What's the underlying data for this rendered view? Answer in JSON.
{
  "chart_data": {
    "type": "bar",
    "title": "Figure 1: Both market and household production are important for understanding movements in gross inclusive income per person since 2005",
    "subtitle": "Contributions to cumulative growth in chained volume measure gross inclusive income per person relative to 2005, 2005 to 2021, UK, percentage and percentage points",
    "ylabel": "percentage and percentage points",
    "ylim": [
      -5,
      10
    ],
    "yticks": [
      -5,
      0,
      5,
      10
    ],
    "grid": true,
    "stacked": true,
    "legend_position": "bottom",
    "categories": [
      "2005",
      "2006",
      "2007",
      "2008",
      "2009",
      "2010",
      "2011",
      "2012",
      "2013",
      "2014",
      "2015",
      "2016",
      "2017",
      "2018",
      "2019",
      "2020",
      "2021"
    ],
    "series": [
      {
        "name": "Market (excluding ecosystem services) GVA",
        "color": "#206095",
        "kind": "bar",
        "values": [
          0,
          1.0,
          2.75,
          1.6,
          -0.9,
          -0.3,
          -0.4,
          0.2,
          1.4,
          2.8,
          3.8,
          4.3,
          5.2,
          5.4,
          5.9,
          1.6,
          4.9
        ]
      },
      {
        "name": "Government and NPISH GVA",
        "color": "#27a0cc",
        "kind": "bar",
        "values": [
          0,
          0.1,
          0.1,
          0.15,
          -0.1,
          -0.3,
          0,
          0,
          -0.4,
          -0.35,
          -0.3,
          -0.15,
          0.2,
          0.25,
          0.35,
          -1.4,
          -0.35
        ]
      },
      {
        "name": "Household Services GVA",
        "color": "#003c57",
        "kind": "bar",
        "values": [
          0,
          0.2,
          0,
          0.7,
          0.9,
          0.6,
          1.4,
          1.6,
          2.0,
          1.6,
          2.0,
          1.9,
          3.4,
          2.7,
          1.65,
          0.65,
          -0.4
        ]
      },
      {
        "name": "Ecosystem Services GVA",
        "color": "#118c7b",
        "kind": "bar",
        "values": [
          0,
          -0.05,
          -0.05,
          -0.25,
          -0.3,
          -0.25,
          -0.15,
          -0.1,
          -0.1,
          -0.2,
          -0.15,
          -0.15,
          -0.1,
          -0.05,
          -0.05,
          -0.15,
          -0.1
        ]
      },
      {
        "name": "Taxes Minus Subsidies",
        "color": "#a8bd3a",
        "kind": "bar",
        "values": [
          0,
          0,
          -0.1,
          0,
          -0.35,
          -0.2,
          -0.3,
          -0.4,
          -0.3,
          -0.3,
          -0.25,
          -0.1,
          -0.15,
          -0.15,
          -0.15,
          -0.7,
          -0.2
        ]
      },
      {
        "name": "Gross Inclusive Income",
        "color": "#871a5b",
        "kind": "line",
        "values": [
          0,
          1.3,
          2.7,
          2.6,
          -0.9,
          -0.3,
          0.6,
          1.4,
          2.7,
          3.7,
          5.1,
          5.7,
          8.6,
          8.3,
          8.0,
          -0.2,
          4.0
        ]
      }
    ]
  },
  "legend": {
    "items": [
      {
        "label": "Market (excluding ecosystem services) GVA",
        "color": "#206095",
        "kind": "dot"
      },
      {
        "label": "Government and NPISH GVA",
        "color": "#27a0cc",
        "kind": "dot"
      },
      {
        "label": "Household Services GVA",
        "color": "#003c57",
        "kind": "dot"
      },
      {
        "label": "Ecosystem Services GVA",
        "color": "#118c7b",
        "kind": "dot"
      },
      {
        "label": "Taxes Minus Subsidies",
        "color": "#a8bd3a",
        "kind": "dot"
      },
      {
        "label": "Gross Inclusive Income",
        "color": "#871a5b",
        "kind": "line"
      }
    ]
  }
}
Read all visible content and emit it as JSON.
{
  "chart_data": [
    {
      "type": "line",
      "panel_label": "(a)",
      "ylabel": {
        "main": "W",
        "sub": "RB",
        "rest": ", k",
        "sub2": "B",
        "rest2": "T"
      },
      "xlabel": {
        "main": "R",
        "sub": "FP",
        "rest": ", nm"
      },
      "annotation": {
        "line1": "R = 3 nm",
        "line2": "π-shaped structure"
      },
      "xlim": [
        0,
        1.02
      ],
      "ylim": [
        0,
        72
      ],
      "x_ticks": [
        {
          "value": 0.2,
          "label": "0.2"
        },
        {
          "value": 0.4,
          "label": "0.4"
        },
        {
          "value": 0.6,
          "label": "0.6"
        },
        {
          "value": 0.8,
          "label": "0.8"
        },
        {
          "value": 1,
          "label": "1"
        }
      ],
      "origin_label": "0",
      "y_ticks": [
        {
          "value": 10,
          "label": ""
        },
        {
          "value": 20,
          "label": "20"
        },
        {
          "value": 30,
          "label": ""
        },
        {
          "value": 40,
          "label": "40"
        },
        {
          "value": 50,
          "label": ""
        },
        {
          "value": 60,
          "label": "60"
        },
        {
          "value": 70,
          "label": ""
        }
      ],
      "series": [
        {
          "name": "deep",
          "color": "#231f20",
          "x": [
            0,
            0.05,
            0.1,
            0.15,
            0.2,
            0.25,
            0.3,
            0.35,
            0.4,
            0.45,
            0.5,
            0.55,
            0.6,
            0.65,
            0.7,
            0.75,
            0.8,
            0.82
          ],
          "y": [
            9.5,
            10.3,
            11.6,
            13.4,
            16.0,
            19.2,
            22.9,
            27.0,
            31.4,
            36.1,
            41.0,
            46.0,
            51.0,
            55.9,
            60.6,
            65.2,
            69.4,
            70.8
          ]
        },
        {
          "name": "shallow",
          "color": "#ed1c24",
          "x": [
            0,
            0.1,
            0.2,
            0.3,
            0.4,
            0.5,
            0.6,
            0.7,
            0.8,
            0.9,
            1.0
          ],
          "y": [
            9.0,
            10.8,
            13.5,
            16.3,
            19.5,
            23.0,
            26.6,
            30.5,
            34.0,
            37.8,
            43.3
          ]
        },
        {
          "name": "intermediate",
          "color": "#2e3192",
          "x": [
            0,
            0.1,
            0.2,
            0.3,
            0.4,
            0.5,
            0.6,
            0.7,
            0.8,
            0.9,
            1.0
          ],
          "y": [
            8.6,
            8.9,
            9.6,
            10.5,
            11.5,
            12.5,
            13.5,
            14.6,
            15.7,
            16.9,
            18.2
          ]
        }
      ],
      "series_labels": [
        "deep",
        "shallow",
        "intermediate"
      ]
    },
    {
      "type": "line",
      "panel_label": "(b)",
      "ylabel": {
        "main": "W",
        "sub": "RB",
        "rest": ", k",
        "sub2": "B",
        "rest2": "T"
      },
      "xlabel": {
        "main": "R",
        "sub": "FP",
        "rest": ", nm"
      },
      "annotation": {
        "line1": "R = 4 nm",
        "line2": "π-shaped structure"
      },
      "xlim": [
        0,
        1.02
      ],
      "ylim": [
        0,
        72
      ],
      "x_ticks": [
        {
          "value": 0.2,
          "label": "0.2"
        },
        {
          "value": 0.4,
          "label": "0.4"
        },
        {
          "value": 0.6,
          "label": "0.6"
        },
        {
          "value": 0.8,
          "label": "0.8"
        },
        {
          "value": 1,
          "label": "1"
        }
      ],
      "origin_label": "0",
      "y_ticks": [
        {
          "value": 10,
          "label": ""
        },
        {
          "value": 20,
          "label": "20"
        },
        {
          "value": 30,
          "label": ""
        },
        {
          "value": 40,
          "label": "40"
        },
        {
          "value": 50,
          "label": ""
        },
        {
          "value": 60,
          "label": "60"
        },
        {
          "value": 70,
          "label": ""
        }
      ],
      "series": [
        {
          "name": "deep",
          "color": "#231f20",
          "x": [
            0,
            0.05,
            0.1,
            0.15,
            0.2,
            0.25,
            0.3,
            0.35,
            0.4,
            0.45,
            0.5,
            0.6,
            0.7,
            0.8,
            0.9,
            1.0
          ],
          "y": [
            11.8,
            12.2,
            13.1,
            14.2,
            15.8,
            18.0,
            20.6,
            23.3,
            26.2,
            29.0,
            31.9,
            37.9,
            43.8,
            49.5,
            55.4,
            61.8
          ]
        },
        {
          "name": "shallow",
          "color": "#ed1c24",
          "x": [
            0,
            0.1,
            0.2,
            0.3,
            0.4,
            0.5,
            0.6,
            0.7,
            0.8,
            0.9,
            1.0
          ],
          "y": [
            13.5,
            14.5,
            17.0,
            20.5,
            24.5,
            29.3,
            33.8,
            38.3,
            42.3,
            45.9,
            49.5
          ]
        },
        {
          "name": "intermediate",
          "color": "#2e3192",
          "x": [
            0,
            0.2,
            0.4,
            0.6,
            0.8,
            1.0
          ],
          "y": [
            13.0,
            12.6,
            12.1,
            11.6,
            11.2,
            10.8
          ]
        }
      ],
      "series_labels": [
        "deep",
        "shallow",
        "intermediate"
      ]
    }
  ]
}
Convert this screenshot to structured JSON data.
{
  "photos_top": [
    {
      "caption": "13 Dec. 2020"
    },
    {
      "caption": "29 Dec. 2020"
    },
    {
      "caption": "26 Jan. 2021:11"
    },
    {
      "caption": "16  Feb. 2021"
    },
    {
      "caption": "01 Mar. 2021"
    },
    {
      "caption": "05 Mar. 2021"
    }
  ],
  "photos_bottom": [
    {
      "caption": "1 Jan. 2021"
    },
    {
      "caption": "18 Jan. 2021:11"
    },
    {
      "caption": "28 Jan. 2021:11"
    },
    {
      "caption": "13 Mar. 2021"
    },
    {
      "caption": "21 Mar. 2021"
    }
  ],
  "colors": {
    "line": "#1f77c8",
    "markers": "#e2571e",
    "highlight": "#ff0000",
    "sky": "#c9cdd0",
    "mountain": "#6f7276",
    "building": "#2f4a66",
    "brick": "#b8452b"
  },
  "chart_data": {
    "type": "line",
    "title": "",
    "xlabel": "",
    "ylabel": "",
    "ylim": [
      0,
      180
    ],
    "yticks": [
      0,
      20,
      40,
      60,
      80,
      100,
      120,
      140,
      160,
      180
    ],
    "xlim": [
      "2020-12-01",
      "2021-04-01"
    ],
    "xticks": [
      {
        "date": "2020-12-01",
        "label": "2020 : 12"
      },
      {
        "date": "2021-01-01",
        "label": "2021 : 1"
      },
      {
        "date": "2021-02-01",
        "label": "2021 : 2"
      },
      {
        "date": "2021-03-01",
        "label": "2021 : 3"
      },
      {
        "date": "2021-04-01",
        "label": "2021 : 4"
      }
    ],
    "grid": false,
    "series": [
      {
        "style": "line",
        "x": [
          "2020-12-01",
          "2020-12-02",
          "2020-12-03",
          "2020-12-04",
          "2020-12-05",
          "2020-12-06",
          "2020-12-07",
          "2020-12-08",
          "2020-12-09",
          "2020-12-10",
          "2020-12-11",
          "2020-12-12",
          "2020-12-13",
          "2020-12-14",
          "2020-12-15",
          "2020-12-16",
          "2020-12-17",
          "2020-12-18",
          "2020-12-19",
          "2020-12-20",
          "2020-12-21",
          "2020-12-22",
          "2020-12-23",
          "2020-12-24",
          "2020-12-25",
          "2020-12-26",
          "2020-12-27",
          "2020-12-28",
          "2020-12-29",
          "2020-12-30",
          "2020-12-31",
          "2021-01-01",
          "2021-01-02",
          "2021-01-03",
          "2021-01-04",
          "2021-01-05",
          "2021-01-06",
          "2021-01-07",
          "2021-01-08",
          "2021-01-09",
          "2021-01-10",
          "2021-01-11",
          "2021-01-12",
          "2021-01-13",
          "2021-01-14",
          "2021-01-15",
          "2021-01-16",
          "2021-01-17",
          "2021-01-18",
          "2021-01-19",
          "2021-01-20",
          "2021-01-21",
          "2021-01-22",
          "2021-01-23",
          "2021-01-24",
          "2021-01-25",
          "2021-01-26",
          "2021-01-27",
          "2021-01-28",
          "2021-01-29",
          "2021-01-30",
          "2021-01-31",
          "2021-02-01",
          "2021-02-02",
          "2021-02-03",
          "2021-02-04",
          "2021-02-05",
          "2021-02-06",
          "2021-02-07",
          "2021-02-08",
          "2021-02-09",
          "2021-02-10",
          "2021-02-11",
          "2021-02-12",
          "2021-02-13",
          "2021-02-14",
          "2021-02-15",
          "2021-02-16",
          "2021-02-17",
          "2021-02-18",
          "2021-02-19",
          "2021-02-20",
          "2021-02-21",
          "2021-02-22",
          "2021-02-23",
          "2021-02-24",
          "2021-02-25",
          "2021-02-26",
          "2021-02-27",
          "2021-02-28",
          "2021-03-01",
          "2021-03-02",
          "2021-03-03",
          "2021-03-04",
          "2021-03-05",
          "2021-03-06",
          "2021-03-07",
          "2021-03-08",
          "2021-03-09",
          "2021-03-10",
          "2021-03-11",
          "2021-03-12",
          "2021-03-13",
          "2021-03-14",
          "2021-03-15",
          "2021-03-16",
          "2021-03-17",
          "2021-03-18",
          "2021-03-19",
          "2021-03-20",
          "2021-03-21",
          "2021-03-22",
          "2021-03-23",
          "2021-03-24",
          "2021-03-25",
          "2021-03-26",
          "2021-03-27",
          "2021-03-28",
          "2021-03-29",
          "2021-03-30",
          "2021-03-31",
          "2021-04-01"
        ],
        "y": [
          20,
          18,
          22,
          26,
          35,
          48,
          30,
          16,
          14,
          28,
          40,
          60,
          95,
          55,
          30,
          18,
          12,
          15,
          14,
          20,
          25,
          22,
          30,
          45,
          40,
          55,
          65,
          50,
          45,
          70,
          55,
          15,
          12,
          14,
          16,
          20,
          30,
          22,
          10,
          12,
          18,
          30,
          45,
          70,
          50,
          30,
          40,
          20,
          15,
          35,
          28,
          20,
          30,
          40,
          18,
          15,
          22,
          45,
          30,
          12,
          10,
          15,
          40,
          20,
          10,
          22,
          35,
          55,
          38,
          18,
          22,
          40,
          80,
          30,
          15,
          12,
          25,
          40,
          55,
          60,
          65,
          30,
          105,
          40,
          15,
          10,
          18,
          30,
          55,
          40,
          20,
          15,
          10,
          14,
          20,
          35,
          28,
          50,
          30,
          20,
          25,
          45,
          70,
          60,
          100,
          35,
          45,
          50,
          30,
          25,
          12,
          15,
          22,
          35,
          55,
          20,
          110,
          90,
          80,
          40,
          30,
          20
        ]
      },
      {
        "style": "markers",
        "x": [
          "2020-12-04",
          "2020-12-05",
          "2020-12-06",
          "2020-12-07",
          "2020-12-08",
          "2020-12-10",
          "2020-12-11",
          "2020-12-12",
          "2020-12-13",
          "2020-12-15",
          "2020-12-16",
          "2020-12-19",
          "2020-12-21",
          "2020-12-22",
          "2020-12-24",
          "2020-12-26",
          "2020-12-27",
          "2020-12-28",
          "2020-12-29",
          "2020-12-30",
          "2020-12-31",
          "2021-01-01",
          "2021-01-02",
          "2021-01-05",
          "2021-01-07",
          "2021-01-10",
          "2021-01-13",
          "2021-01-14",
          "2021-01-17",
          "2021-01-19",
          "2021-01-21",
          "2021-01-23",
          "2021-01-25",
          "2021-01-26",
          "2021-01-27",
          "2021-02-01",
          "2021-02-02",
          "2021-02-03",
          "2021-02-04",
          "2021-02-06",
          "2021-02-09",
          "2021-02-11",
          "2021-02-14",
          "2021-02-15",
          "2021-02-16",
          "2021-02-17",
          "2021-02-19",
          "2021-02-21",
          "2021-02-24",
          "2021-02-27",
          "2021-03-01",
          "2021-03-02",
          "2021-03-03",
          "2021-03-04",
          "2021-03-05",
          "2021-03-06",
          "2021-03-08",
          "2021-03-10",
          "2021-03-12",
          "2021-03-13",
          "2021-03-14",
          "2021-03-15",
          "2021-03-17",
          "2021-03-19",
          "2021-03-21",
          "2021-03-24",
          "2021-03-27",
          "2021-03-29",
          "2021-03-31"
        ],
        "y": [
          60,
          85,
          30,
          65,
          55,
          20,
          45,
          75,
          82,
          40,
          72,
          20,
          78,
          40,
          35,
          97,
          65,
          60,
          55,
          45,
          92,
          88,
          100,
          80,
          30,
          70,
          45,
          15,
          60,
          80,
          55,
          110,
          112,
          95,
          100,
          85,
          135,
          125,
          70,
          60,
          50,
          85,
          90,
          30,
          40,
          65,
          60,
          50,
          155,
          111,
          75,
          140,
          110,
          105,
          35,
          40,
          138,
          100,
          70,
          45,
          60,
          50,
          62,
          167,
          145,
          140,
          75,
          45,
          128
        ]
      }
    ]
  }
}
* * *
*Requirement*:
Where a line above contains the word "points", copy that line.

*Correct output*:
    "subtitle": "Contributions to cumulative growth in chained volume measure gross inclusive income per person relative to 2005, 2005 to 2021, UK, percentage and percentage points",
    "ylabel": "percentage and percentage points",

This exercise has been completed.